* BEGIN *

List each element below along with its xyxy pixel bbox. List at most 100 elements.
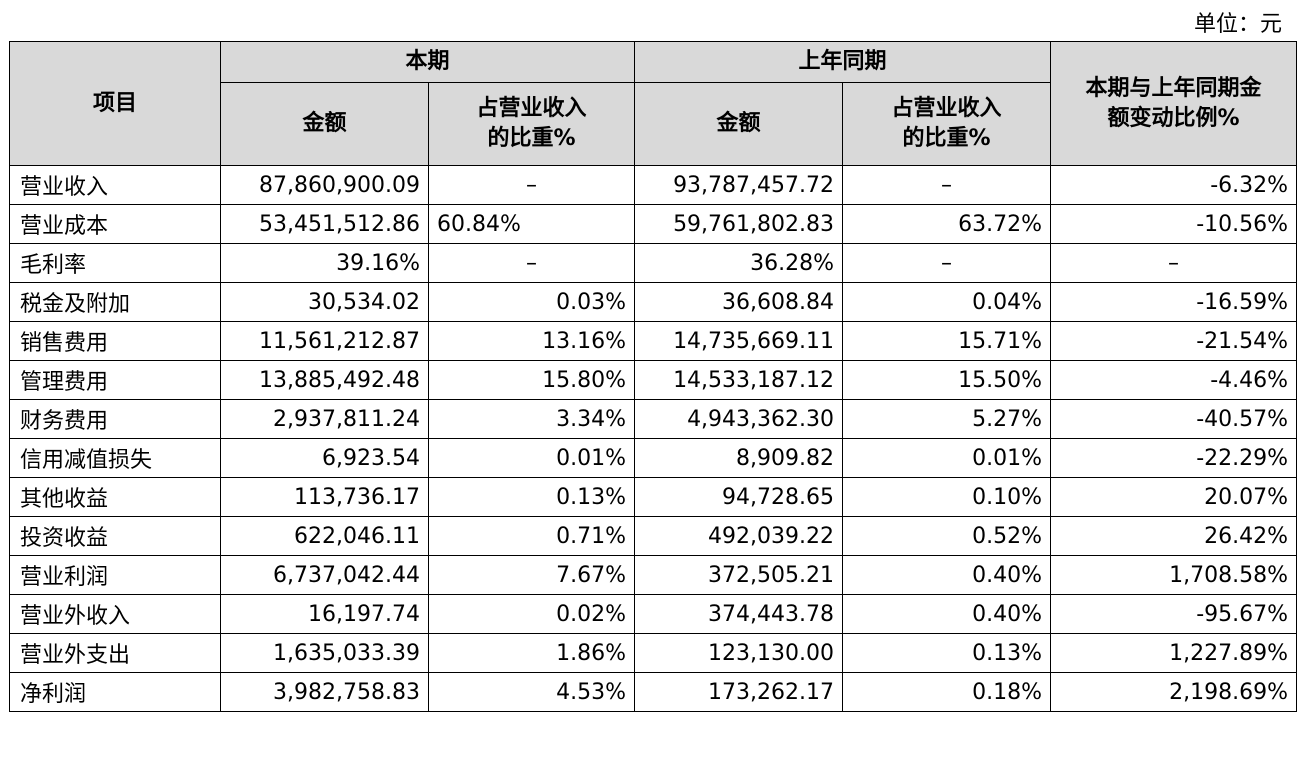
prior-ratio-cell: 15.50% (842, 360, 1052, 400)
prior-amount-cell: 123,130.00 (634, 633, 844, 673)
prior-amount-cell: 14,735,669.11 (634, 321, 844, 361)
prior-amount-cell: 94,728.65 (634, 477, 844, 517)
header-current-ratio-text: 占营业收入的比重% (476, 96, 587, 151)
prior-ratio-cell: – (842, 165, 1052, 205)
row-item-label: 营业收入 (9, 165, 221, 205)
change-ratio-cell: 26.42% (1050, 516, 1298, 556)
current-ratio-cell: 0.71% (427, 516, 636, 556)
prior-ratio-cell: 15.71% (842, 321, 1052, 361)
unit-label: 单位：元 (1193, 12, 1282, 37)
current-ratio-cell: 4.53% (427, 672, 636, 712)
current-ratio-cell: 0.03% (427, 282, 636, 322)
prior-ratio-cell: 0.10% (842, 477, 1052, 517)
change-ratio-cell: 20.07% (1050, 477, 1298, 517)
header-prior-amount: 金额 (634, 82, 844, 166)
current-ratio-cell: 15.80% (427, 360, 636, 400)
table-row: 营业外收入 16,197.74 0.02% 374,443.78 0.40% -95.67… (9, 594, 1298, 634)
row-item-label: 营业利润 (9, 555, 221, 595)
prior-ratio-cell: 0.04% (842, 282, 1052, 322)
prior-amount-cell: 36,608.84 (634, 282, 844, 322)
change-ratio-cell: 2,198.69% (1050, 672, 1298, 712)
prior-amount-cell: 8,909.82 (634, 438, 844, 478)
header-prior-period: 上年同期 (634, 41, 1052, 83)
current-ratio-cell: 0.01% (427, 438, 636, 478)
prior-amount-cell: 36.28% (634, 243, 844, 283)
prior-ratio-cell: – (842, 243, 1052, 283)
row-item-label: 信用减值损失 (9, 438, 221, 478)
row-item-label: 销售费用 (9, 321, 221, 361)
change-ratio-cell: -22.29% (1050, 438, 1298, 478)
change-ratio-cell: -95.67% (1050, 594, 1298, 634)
current-amount-cell: 6,737,042.44 (220, 555, 429, 595)
row-item-label: 营业成本 (9, 204, 221, 244)
change-ratio-cell: -40.57% (1050, 399, 1298, 439)
prior-ratio-cell: 63.72% (842, 204, 1052, 244)
current-amount-cell: 87,860,900.09 (220, 165, 429, 205)
table-row: 销售费用 11,561,212.87 13.16% 14,735,669.11 15.7… (9, 321, 1298, 361)
prior-amount-cell: 4,943,362.30 (634, 399, 844, 439)
table-row: 毛利率 39.16% –36.28% – – (9, 243, 1298, 283)
change-ratio-cell: 1,708.58% (1050, 555, 1298, 595)
row-item-label: 营业外收入 (9, 594, 221, 634)
row-item-label: 营业外支出 (9, 633, 221, 673)
header-change-ratio-text: 本期与上年同期金额变动比例% (1085, 75, 1262, 131)
current-amount-cell: 39.16% (220, 243, 429, 283)
header-change-ratio: 本期与上年同期金额变动比例% (1050, 41, 1298, 166)
table-row: 投资收益 622,046.11 0.71% 492,039.22 0.52% 26.42% (9, 516, 1298, 556)
prior-amount-cell: 492,039.22 (634, 516, 844, 556)
income-statement-table: 项目 本期 上年同期 本期与上年同期金额变动比例% 金额 占营业收入的比重% 金… (9, 41, 1298, 712)
table-row: 营业收入 87,860,900.09–93,787,457.72– -6.32% (9, 165, 1298, 205)
header-item: 项目 (9, 41, 221, 166)
table-row: 信用减值损失 6,923.54 0.01% 8,909.82 0.01% -22.29% (9, 438, 1298, 478)
row-item-label: 净利润 (9, 672, 221, 712)
prior-ratio-cell: 0.40% (842, 555, 1052, 595)
change-ratio-cell: -4.46% (1050, 360, 1298, 400)
row-item-label: 投资收益 (9, 516, 221, 556)
header-prior-ratio: 占营业收入的比重% (842, 82, 1052, 166)
header-prior-ratio-text: 占营业收入的比重% (891, 96, 1002, 151)
current-amount-cell: 30,534.02 (220, 282, 429, 322)
table-row: 管理费用 13,885,492.48 15.80% 14,533,187.12 15.5… (9, 360, 1298, 400)
header-current-amount: 金额 (220, 82, 429, 166)
current-ratio-cell: 0.13% (427, 477, 636, 517)
row-item-label: 毛利率 (9, 243, 221, 283)
prior-amount-cell: 59,761,802.83 (634, 204, 844, 244)
prior-ratio-cell: 0.18% (842, 672, 1052, 712)
prior-ratio-cell: 0.13% (842, 633, 1052, 673)
current-amount-cell: 16,197.74 (220, 594, 429, 634)
current-amount-cell: 53,451,512.86 (220, 204, 429, 244)
row-item-label: 财务费用 (9, 399, 221, 439)
current-amount-cell: 1,635,033.39 (220, 633, 429, 673)
current-amount-cell: 2,937,811.24 (220, 399, 429, 439)
table-row: 财务费用 2,937,811.24 3.34% 4,943,362.30 5.27% -4… (9, 399, 1298, 439)
current-ratio-cell: – (427, 165, 636, 205)
change-ratio-cell: -6.32% (1050, 165, 1298, 205)
header-current-ratio: 占营业收入的比重% (427, 82, 636, 166)
current-ratio-cell: 0.02% (427, 594, 636, 634)
current-ratio-cell: 1.86% (427, 633, 636, 673)
current-ratio-cell: 7.67% (427, 555, 636, 595)
prior-amount-cell: 173,262.17 (634, 672, 844, 712)
table-row: 税金及附加 30,534.02 0.03% 36,608.84 0.04% -16.59% (9, 282, 1298, 322)
current-amount-cell: 11,561,212.87 (220, 321, 429, 361)
prior-ratio-cell: 0.40% (842, 594, 1052, 634)
table-row: 营业成本 53,451,512.86 60.84% 59,761,802.83 63.7… (9, 204, 1298, 244)
current-amount-cell: 113,736.17 (220, 477, 429, 517)
current-amount-cell: 6,923.54 (220, 438, 429, 478)
change-ratio-cell: -21.54% (1050, 321, 1298, 361)
prior-ratio-cell: 0.01% (842, 438, 1052, 478)
change-ratio-cell: – (1050, 243, 1298, 283)
change-ratio-cell: -10.56% (1050, 204, 1298, 244)
prior-amount-cell: 14,533,187.12 (634, 360, 844, 400)
table-row: 净利润 3,982,758.83 4.53% 173,262.17 0.18% 2,198… (9, 672, 1298, 712)
prior-amount-cell: 372,505.21 (634, 555, 844, 595)
row-item-label: 税金及附加 (9, 282, 221, 322)
header-current-period: 本期 (219, 41, 636, 83)
current-amount-cell: 622,046.11 (220, 516, 429, 556)
current-amount-cell: 3,982,758.83 (220, 672, 429, 712)
change-ratio-cell: -16.59% (1050, 282, 1298, 322)
current-ratio-cell: 3.34% (427, 399, 636, 439)
row-item-label: 其他收益 (9, 477, 221, 517)
current-amount-cell: 13,885,492.48 (220, 360, 429, 400)
prior-amount-cell: 374,443.78 (634, 594, 844, 634)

* END *

> **REQUIREMENTS**: Please render all the lines above as a Markdown table with the columns No. and Line. Number each row, skip blank lines, and leave out the pictures.

> **FINISHED ANSWER**:
| No. | Line |
|---|---|
| 1 | List each element below along with its xyxy pixel bbox. List at most 100 elements. |
| 2 | prior-ratio-cell: 15.50% (842, 360, 1052, 400) |
| 3 | prior-amount-cell: 123,130.00 (634, 633, 844, 673) |
| 4 | prior-amount-cell: 14,735,669.11 (634, 321, 844, 361) |
| 5 | prior-amount-cell: 94,728.65 (634, 477, 844, 517) |
| 6 | header-current-ratio-text: 占营业收入的比重% (476, 96, 587, 151) |
| 7 | prior-ratio-cell: – (842, 165, 1052, 205) |
| 8 | row-item-label: 营业收入 (9, 165, 221, 205) |
| 9 | change-ratio-cell: 26.42% (1050, 516, 1298, 556) |
| 10 | current-ratio-cell: 0.71% (427, 516, 636, 556) |
| 11 | prior-ratio-cell: 15.71% (842, 321, 1052, 361) |
| 12 | unit-label: 单位：元 (1193, 12, 1282, 37) |
| 13 | current-ratio-cell: 4.53% (427, 672, 636, 712) |
| 14 | current-ratio-cell: 0.03% (427, 282, 636, 322) |
| 15 | prior-ratio-cell: 0.10% (842, 477, 1052, 517) |
| 16 | change-ratio-cell: 20.07% (1050, 477, 1298, 517) |
| 17 | header-prior-amount: 金额 (634, 82, 844, 166) |
| 18 | current-ratio-cell: 15.80% (427, 360, 636, 400) |
| 19 | table-row: 营业外收入 16,197.74 0.02% 374,443.78 0.40% -95.67… (9, 594, 1298, 634) |
| 20 | row-item-label: 营业利润 (9, 555, 221, 595) |
| 21 | prior-ratio-cell: 0.04% (842, 282, 1052, 322) |
| 22 | prior-amount-cell: 36,608.84 (634, 282, 844, 322) |
| 23 | change-ratio-cell: 2,198.69% (1050, 672, 1298, 712) |
| 24 | prior-amount-cell: 8,909.82 (634, 438, 844, 478) |
| 25 | header-prior-period: 上年同期 (634, 41, 1052, 83) |
| 26 | current-ratio-cell: 0.01% (427, 438, 636, 478) |
| 27 | prior-amount-cell: 36.28% (634, 243, 844, 283) |
| 28 | prior-ratio-cell: – (842, 243, 1052, 283) |
| 29 | row-item-label: 信用减值损失 (9, 438, 221, 478) |
| 30 | row-item-label: 销售费用 (9, 321, 221, 361) |
| 31 | change-ratio-cell: -22.29% (1050, 438, 1298, 478) |
| 32 | change-ratio-cell: -95.67% (1050, 594, 1298, 634) |
| 33 | current-amount-cell: 6,737,042.44 (220, 555, 429, 595) |
| 34 | row-item-label: 营业成本 (9, 204, 221, 244) |
| 35 | change-ratio-cell: -40.57% (1050, 399, 1298, 439) |
| 36 | prior-ratio-cell: 63.72% (842, 204, 1052, 244) |
| 37 | current-amount-cell: 87,860,900.09 (220, 165, 429, 205) |
| 38 | table-row: 销售费用 11,561,212.87 13.16% 14,735,669.11 15.7… (9, 321, 1298, 361) |
| 39 | prior-amount-cell: 4,943,362.30 (634, 399, 844, 439) |
| 40 | table-row: 毛利率 39.16% –36.28% – – (9, 243, 1298, 283) |
| 41 | change-ratio-cell: 1,708.58% (1050, 555, 1298, 595) |
| 42 | row-item-label: 营业外收入 (9, 594, 221, 634) |
| 43 | row-item-label: 营业外支出 (9, 633, 221, 673) |
| 44 | header-change-ratio-text: 本期与上年同期金额变动比例% (1085, 75, 1262, 131) |
| 45 | current-amount-cell: 39.16% (220, 243, 429, 283) |
| 46 | header-change-ratio: 本期与上年同期金额变动比例% (1050, 41, 1298, 166) |
| 47 | table-row: 投资收益 622,046.11 0.71% 492,039.22 0.52% 26.42% (9, 516, 1298, 556) |
| 48 | prior-amount-cell: 492,039.22 (634, 516, 844, 556) |
| 49 | income-statement-table: 项目 本期 上年同期 本期与上年同期金额变动比例% 金额 占营业收入的比重% 金… (9, 41, 1298, 712) |
| 50 | table-row: 营业收入 87,860,900.09–93,787,457.72– -6.32% (9, 165, 1298, 205) |
| 51 | header-item: 项目 (9, 41, 221, 166) |
| 52 | table-row: 信用减值损失 6,923.54 0.01% 8,909.82 0.01% -22.29% (9, 438, 1298, 478) |
| 53 | row-item-label: 净利润 (9, 672, 221, 712) |
| 54 | prior-ratio-cell: 0.40% (842, 555, 1052, 595) |
| 55 | change-ratio-cell: -4.46% (1050, 360, 1298, 400) |
| 56 | row-item-label: 投资收益 (9, 516, 221, 556) |
| 57 | header-prior-ratio: 占营业收入的比重% (842, 82, 1052, 166) |
| 58 | header-prior-ratio-text: 占营业收入的比重% (891, 96, 1002, 151) |
| 59 | current-amount-cell: 30,534.02 (220, 282, 429, 322) |
| 60 | table-row: 管理费用 13,885,492.48 15.80% 14,533,187.12 15.5… (9, 360, 1298, 400) |
| 61 | header-current-amount: 金额 (220, 82, 429, 166) |
| 62 | current-ratio-cell: 0.13% (427, 477, 636, 517) |
| 63 | row-item-label: 毛利率 (9, 243, 221, 283) |
| 64 | prior-amount-cell: 59,761,802.83 (634, 204, 844, 244) |
| 65 | prior-ratio-cell: 0.18% (842, 672, 1052, 712) |
| 66 | prior-ratio-cell: 0.13% (842, 633, 1052, 673) |
| 67 | current-amount-cell: 16,197.74 (220, 594, 429, 634) |
| 68 | current-amount-cell: 53,451,512.86 (220, 204, 429, 244) |
| 69 | row-item-label: 财务费用 (9, 399, 221, 439) |
| 70 | current-amount-cell: 1,635,033.39 (220, 633, 429, 673) |
| 71 | current-amount-cell: 2,937,811.24 (220, 399, 429, 439) |
| 72 | table-row: 财务费用 2,937,811.24 3.34% 4,943,362.30 5.27% -4… (9, 399, 1298, 439) |
| 73 | current-ratio-cell: – (427, 165, 636, 205) |
| 74 | change-ratio-cell: -6.32% (1050, 165, 1298, 205) |
| 75 | header-current-ratio: 占营业收入的比重% (427, 82, 636, 166) |
| 76 | current-ratio-cell: 0.02% (427, 594, 636, 634) |
| 77 | current-ratio-cell: 1.86% (427, 633, 636, 673) |
| 78 | current-ratio-cell: 7.67% (427, 555, 636, 595) |
| 79 | prior-amount-cell: 173,262.17 (634, 672, 844, 712) |
| 80 | table-row: 税金及附加 30,534.02 0.03% 36,608.84 0.04% -16.59% (9, 282, 1298, 322) |
| 81 | current-amount-cell: 11,561,212.87 (220, 321, 429, 361) |
| 82 | prior-ratio-cell: 0.40% (842, 594, 1052, 634) |
| 83 | table-row: 营业成本 53,451,512.86 60.84% 59,761,802.83 63.7… (9, 204, 1298, 244) |
| 84 | current-amount-cell: 113,736.17 (220, 477, 429, 517) |
| 85 | current-amount-cell: 6,923.54 (220, 438, 429, 478) |
| 86 | change-ratio-cell: -21.54% (1050, 321, 1298, 361) |
| 87 | prior-ratio-cell: 0.01% (842, 438, 1052, 478) |
| 88 | change-ratio-cell: – (1050, 243, 1298, 283) |
| 89 | change-ratio-cell: -10.56% (1050, 204, 1298, 244) |
| 90 | prior-amount-cell: 14,533,187.12 (634, 360, 844, 400) |
| 91 | table-row: 净利润 3,982,758.83 4.53% 173,262.17 0.18% 2,198… (9, 672, 1298, 712) |
| 92 | prior-amount-cell: 372,505.21 (634, 555, 844, 595) |
| 93 | row-item-label: 税金及附加 (9, 282, 221, 322) |
| 94 | header-current-period: 本期 (219, 41, 636, 83) |
| 95 | current-amount-cell: 622,046.11 (220, 516, 429, 556) |
| 96 | current-amount-cell: 3,982,758.83 (220, 672, 429, 712) |
| 97 | change-ratio-cell: -16.59% (1050, 282, 1298, 322) |
| 98 | current-ratio-cell: 3.34% (427, 399, 636, 439) |
| 99 | row-item-label: 其他收益 (9, 477, 221, 517) |
| 100 | current-amount-cell: 13,885,492.48 (220, 360, 429, 400) |
| 101 | prior-amount-cell: 374,443.78 (634, 594, 844, 634) |